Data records
▬▬▬
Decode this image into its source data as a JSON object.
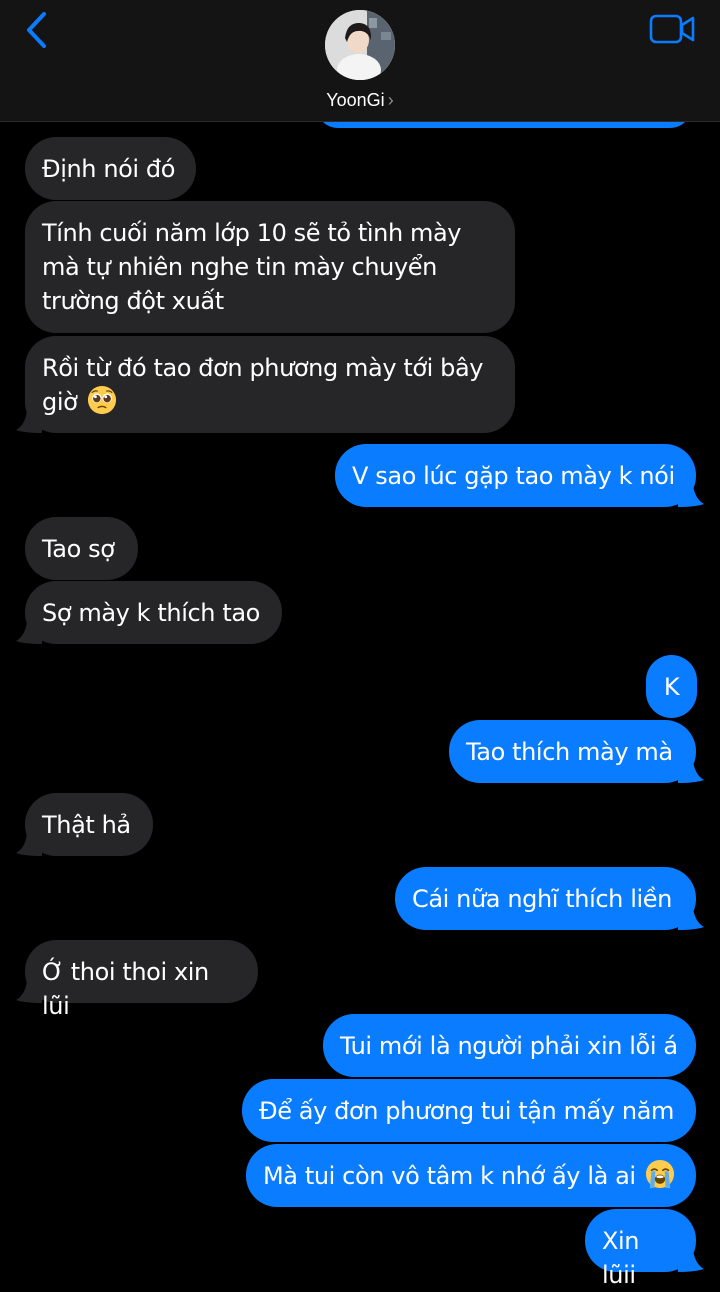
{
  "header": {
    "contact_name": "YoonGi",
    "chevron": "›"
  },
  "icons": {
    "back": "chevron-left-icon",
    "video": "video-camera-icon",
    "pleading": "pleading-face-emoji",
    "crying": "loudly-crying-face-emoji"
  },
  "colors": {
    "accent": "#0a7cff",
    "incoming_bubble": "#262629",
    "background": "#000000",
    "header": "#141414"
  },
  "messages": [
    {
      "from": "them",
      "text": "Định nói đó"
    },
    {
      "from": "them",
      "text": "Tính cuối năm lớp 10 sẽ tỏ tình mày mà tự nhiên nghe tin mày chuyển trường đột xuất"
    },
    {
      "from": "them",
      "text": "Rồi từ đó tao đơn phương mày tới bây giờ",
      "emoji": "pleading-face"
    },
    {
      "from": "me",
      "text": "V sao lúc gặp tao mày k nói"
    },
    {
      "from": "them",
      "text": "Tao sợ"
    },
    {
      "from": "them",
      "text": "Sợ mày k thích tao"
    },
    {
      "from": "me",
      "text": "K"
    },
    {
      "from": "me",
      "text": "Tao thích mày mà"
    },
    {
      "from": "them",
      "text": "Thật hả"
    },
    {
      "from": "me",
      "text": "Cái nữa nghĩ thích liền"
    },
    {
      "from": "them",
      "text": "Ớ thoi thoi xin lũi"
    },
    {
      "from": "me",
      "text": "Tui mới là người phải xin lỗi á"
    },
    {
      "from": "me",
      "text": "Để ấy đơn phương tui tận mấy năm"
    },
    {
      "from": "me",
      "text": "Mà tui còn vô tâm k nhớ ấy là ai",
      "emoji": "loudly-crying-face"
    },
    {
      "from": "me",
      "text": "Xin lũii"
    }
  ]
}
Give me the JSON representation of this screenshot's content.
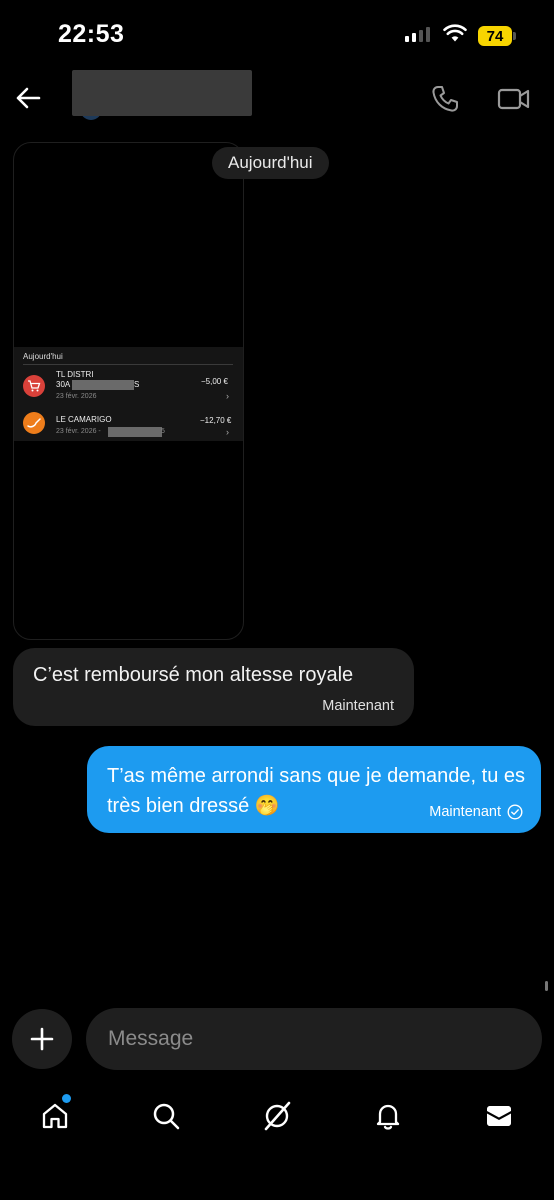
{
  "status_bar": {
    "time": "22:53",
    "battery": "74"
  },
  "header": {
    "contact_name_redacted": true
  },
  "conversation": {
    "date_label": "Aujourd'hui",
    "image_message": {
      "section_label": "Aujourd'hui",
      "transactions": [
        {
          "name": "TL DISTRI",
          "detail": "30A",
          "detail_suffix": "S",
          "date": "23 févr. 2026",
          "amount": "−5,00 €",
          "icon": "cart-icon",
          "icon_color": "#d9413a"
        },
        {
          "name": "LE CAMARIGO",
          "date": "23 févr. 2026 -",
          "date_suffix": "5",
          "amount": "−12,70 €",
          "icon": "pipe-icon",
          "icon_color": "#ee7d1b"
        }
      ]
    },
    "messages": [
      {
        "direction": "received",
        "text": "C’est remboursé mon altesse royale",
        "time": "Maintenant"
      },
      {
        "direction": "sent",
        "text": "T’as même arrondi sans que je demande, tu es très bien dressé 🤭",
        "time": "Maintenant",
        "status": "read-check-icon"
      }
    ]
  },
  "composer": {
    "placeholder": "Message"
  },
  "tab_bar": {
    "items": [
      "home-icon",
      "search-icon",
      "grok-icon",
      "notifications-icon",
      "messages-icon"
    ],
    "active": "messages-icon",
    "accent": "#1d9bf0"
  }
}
▬▬▬
-- Work to be completed --
Copy the records above exactly, omitting every picture.

-- Exercise result --
Decode this image into its source data as a JSON object.
{
  "header": {
    "contact_name": "YoonGi",
    "chevron": "›"
  },
  "icons": {
    "back": "chevron-left-icon",
    "video": "video-camera-icon",
    "pleading": "pleading-face-emoji",
    "crying": "loudly-crying-face-emoji"
  },
  "colors": {
    "accent": "#0a7cff",
    "incoming_bubble": "#262629",
    "background": "#000000",
    "header": "#141414"
  },
  "messages": [
    {
      "from": "them",
      "text": "Định nói đó"
    },
    {
      "from": "them",
      "text": "Tính cuối năm lớp 10 sẽ tỏ tình mày mà tự nhiên nghe tin mày chuyển trường đột xuất"
    },
    {
      "from": "them",
      "text": "Rồi từ đó tao đơn phương mày tới bây giờ",
      "emoji": "pleading-face"
    },
    {
      "from": "me",
      "text": "V sao lúc gặp tao mày k nói"
    },
    {
      "from": "them",
      "text": "Tao sợ"
    },
    {
      "from": "them",
      "text": "Sợ mày k thích tao"
    },
    {
      "from": "me",
      "text": "K"
    },
    {
      "from": "me",
      "text": "Tao thích mày mà"
    },
    {
      "from": "them",
      "text": "Thật hả"
    },
    {
      "from": "me",
      "text": "Cái nữa nghĩ thích liền"
    },
    {
      "from": "them",
      "text": "Ớ thoi thoi xin lũi"
    },
    {
      "from": "me",
      "text": "Tui mới là người phải xin lỗi á"
    },
    {
      "from": "me",
      "text": "Để ấy đơn phương tui tận mấy năm"
    },
    {
      "from": "me",
      "text": "Mà tui còn vô tâm k nhớ ấy là ai",
      "emoji": "loudly-crying-face"
    },
    {
      "from": "me",
      "text": "Xin lũii"
    }
  ]
}
Give me the JSON representation of this screenshot's content.
{
  "status_bar": {
    "time": "22:53",
    "battery": "74"
  },
  "header": {
    "contact_name_redacted": true
  },
  "conversation": {
    "date_label": "Aujourd'hui",
    "image_message": {
      "section_label": "Aujourd'hui",
      "transactions": [
        {
          "name": "TL DISTRI",
          "detail": "30A",
          "detail_suffix": "S",
          "date": "23 févr. 2026",
          "amount": "−5,00 €",
          "icon": "cart-icon",
          "icon_color": "#d9413a"
        },
        {
          "name": "LE CAMARIGO",
          "date": "23 févr. 2026 -",
          "date_suffix": "5",
          "amount": "−12,70 €",
          "icon": "pipe-icon",
          "icon_color": "#ee7d1b"
        }
      ]
    },
    "messages": [
      {
        "direction": "received",
        "text": "C’est remboursé mon altesse royale",
        "time": "Maintenant"
      },
      {
        "direction": "sent",
        "text": "T’as même arrondi sans que je demande, tu es très bien dressé 🤭",
        "time": "Maintenant",
        "status": "read-check-icon"
      }
    ]
  },
  "composer": {
    "placeholder": "Message"
  },
  "tab_bar": {
    "items": [
      "home-icon",
      "search-icon",
      "grok-icon",
      "notifications-icon",
      "messages-icon"
    ],
    "active": "messages-icon",
    "accent": "#1d9bf0"
  }
}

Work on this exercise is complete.